* Begin Data shown *

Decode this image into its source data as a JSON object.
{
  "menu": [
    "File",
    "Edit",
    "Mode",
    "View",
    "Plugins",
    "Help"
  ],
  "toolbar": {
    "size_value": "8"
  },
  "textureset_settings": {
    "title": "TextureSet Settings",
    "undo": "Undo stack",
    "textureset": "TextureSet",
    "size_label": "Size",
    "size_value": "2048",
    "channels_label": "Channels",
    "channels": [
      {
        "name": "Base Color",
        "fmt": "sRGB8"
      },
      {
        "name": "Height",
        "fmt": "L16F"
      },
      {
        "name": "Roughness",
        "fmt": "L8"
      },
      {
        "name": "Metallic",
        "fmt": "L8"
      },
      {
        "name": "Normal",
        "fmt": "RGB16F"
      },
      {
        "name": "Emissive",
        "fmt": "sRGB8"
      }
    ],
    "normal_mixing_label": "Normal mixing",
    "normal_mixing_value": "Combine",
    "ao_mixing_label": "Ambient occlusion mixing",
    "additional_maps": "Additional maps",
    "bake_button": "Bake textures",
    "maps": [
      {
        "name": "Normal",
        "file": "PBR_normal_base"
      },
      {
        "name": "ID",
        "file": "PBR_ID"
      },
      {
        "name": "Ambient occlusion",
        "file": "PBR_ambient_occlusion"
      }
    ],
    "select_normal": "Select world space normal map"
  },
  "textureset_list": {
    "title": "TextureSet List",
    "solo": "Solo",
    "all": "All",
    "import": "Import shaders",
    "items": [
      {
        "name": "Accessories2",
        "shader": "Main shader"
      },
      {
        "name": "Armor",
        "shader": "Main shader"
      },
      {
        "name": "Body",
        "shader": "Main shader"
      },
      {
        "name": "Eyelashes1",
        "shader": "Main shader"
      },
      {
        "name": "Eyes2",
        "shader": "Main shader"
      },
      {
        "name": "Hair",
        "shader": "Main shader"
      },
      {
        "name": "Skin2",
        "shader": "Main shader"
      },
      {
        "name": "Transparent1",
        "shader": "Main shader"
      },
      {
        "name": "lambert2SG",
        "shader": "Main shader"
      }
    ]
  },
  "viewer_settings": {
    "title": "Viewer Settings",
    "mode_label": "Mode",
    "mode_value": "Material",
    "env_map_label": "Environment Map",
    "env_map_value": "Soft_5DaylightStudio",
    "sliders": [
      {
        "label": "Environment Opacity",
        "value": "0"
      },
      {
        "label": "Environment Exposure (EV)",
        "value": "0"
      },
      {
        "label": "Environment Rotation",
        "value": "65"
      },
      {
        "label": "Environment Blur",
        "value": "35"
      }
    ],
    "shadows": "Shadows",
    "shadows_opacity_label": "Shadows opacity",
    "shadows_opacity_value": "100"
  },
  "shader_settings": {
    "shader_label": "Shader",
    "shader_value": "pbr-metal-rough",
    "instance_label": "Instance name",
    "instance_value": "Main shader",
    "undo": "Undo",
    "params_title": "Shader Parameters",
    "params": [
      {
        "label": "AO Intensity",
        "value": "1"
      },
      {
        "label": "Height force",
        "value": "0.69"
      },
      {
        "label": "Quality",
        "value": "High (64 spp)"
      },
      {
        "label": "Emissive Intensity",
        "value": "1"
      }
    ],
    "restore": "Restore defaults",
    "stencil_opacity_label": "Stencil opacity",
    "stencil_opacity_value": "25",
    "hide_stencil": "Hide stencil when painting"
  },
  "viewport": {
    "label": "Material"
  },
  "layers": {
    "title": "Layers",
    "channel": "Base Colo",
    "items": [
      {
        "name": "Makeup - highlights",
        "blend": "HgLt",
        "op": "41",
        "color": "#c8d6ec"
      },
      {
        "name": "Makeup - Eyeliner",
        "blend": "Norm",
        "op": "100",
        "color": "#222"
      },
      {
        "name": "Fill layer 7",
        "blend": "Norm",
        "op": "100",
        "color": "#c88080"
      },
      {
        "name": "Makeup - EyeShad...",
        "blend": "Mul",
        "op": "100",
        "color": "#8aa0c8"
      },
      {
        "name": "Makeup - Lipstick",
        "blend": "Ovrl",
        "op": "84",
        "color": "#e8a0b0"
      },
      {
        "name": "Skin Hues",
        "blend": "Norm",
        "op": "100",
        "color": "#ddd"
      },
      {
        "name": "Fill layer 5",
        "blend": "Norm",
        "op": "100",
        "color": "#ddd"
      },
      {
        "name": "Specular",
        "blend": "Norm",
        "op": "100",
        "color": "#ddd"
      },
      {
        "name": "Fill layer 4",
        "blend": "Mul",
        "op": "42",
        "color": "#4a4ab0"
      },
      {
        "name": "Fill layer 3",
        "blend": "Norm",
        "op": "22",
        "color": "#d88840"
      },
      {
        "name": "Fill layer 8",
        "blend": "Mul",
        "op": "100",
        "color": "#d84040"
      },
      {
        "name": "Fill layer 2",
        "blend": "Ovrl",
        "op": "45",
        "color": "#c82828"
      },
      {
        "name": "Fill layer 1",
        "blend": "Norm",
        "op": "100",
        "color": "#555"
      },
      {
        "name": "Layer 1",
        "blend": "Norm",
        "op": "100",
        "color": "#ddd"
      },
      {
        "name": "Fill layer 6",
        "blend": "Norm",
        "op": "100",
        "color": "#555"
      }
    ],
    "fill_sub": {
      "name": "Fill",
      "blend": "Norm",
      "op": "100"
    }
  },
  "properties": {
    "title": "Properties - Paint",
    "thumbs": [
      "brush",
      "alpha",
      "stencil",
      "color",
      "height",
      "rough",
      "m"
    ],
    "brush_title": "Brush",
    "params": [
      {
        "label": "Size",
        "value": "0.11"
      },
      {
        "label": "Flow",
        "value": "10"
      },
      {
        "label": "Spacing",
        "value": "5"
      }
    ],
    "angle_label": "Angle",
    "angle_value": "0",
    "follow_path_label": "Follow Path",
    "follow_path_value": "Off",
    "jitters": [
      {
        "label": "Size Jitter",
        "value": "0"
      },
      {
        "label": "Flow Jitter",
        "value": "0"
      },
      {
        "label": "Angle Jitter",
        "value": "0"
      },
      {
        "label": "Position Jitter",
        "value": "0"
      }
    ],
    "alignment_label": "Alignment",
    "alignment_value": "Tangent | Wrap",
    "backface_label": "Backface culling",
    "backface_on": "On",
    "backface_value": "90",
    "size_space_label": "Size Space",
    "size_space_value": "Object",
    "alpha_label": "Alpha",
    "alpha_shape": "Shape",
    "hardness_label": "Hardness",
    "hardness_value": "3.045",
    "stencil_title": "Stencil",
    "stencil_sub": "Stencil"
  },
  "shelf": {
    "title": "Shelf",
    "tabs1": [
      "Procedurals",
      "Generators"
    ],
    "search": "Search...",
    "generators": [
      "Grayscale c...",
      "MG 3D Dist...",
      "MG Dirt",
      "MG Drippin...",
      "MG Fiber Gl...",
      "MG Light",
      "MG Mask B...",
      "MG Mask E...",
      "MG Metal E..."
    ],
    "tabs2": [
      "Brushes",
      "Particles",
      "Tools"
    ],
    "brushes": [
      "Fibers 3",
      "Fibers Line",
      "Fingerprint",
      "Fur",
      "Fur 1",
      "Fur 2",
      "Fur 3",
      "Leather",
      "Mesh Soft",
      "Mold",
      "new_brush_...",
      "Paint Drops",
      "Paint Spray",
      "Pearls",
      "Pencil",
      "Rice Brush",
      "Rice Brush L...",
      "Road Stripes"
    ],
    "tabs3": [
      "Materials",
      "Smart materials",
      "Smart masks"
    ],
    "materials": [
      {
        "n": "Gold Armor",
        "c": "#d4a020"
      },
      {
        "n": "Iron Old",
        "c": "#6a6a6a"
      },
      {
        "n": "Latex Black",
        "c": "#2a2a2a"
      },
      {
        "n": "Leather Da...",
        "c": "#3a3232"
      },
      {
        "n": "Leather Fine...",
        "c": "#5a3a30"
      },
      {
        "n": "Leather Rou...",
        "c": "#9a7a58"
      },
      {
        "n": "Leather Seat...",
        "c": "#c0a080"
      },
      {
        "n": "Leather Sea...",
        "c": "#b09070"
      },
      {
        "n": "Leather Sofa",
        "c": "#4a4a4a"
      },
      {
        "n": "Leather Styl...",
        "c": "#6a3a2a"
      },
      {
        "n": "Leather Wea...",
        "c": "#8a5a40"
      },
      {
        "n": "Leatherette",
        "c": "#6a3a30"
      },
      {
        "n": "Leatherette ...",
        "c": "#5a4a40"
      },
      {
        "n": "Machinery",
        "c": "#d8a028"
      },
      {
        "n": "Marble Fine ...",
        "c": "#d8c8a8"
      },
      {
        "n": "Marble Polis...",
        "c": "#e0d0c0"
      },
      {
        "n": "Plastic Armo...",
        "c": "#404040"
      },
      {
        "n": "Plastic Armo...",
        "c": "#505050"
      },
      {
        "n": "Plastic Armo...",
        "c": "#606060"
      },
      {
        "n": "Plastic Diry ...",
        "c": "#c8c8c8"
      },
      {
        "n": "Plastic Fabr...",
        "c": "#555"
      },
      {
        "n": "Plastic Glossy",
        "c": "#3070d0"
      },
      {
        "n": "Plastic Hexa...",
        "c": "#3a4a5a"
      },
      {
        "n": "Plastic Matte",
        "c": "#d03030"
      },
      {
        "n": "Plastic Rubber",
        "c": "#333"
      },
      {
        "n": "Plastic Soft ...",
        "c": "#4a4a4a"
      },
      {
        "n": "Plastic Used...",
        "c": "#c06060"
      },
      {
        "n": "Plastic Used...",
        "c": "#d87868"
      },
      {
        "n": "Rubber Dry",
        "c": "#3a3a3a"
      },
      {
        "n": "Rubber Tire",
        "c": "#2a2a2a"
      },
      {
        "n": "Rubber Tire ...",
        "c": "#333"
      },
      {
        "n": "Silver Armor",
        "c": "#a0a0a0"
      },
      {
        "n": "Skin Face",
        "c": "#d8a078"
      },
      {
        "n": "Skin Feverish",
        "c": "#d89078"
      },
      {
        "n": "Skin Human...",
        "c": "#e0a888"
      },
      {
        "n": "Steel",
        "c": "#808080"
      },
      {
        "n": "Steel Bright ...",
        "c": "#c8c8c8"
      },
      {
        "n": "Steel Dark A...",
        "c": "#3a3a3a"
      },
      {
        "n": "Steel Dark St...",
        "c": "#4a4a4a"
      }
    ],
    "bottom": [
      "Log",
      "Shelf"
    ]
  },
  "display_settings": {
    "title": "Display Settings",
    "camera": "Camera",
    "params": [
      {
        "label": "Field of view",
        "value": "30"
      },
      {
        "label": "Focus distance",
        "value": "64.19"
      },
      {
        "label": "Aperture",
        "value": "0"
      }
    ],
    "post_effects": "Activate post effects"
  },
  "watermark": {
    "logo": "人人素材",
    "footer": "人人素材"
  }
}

* End Data shown *

* _Set task_
Scan the entries above. Copy each line that has the string "Plastic".

* _Exercise response_
        "n": "Plastic Armo...",
        "n": "Plastic Armo...",
        "n": "Plastic Armo...",
        "n": "Plastic Diry ...",
        "n": "Plastic Fabr...",
        "n": "Plastic Glossy",
        "n": "Plastic Hexa...",
        "n": "Plastic Matte",
        "n": "Plastic Rubber",
        "n": "Plastic Soft ...",
        "n": "Plastic Used...",
        "n": "Plastic Used...",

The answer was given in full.